▶ _Data records_:
** start **
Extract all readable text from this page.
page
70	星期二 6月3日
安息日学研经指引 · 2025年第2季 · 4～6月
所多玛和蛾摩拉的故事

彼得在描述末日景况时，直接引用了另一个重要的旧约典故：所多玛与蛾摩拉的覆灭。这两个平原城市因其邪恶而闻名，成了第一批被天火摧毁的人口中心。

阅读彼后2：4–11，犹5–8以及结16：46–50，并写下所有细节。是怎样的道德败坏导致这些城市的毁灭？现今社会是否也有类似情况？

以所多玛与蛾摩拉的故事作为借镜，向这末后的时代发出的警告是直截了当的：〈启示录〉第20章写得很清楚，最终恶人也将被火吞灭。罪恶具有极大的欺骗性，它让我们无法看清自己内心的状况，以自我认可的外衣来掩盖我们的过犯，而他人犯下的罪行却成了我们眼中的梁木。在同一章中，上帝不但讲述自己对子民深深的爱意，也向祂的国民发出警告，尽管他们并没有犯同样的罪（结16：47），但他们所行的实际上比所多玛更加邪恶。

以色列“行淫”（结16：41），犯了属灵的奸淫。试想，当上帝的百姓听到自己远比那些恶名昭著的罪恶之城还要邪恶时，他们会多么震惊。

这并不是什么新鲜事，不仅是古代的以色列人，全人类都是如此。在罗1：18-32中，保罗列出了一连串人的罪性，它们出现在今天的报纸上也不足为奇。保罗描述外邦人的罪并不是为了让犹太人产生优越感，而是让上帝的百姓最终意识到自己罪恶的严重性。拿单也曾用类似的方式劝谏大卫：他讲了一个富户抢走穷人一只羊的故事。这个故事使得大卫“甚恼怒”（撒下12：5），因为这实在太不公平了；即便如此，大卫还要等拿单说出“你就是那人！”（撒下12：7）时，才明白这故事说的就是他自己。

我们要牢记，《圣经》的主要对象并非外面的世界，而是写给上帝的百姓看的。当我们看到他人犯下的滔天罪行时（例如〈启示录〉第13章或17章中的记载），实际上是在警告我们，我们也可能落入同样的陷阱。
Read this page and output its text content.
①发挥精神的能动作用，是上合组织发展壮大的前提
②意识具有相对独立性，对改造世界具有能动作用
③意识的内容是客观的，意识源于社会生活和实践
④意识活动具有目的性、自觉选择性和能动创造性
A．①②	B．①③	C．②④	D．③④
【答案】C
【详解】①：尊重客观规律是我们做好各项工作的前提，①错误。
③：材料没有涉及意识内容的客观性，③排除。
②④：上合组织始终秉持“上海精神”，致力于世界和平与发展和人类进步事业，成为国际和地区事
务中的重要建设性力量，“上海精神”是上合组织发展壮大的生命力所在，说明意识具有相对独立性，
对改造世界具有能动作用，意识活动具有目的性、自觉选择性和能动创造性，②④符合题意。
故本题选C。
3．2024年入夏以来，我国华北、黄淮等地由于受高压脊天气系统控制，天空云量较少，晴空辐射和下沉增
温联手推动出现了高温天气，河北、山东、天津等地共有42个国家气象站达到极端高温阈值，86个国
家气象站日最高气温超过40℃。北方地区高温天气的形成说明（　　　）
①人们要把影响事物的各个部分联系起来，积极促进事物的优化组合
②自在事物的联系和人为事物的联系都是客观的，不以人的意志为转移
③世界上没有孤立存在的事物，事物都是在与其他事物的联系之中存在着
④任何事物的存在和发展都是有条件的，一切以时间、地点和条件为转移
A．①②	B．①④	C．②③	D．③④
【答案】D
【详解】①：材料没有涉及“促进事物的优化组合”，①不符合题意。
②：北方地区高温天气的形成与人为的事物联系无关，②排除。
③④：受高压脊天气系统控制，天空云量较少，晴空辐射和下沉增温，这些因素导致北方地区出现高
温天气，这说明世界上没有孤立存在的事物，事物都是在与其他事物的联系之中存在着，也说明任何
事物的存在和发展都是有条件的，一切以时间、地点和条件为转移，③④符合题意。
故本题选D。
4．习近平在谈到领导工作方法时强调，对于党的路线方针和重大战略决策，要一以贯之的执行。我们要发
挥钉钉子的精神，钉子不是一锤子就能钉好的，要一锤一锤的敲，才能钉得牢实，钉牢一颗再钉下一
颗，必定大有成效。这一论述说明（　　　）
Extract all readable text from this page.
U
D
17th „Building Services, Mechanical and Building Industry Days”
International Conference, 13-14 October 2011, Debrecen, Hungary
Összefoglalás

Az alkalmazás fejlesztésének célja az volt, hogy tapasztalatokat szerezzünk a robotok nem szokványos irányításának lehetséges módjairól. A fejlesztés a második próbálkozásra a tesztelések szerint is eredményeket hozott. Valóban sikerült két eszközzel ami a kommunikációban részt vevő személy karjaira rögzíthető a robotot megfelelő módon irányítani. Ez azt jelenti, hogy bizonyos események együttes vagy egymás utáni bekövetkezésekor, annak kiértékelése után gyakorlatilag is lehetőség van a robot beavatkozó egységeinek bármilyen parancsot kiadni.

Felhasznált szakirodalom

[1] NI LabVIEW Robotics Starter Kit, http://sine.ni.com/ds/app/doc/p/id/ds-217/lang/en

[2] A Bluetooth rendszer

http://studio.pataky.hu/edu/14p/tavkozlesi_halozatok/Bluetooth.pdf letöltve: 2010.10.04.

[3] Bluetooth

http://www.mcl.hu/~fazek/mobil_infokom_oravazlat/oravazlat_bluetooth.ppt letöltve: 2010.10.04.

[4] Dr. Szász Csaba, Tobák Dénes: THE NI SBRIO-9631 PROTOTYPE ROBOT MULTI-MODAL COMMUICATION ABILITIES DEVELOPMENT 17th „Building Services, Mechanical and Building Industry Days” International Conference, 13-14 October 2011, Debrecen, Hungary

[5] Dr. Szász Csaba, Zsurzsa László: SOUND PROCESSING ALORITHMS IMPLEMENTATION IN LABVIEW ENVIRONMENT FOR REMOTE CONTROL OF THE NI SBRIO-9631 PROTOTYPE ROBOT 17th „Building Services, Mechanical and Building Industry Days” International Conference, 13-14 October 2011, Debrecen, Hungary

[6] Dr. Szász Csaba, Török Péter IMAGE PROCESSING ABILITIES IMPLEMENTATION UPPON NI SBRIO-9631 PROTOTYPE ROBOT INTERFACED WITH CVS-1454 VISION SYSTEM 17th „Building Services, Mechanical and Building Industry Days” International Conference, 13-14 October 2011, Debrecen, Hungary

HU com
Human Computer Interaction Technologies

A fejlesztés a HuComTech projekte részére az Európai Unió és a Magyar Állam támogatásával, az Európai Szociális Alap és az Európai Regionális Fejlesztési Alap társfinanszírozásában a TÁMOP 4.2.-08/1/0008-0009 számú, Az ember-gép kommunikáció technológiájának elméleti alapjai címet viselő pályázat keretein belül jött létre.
** end **
▶ _WHAT THE EXERCISE ASKS_:
Pick out the lines above that hold the string "Services" and show them.

▶ _RESPONSE FOR THIS EXERCISE_:
17th „Building Services, Mechanical and Building Industry Days”
[4] Dr. Szász Csaba, Tobák Dénes: THE NI SBRIO-9631 PROTOTYPE ROBOT MULTI-MODAL COMMUICATION ABILITIES DEVELOPMENT 17th „Building Services, Mechanical and Building Industry Days” International Conference, 13-14 October 2011, Debrecen, Hungary
[5] Dr. Szász Csaba, Zsurzsa László: SOUND PROCESSING ALORITHMS IMPLEMENTATION IN LABVIEW ENVIRONMENT FOR REMOTE CONTROL OF THE NI SBRIO-9631 PROTOTYPE ROBOT 17th „Building Services, Mechanical and Building Industry Days” International Conference, 13-14 October 2011, Debrecen, Hungary
[6] Dr. Szász Csaba, Török Péter IMAGE PROCESSING ABILITIES IMPLEMENTATION UPPON NI SBRIO-9631 PROTOTYPE ROBOT INTERFACED WITH CVS-1454 VISION SYSTEM 17th „Building Services, Mechanical and Building Industry Days” International Conference, 13-14 October 2011, Debrecen, Hungary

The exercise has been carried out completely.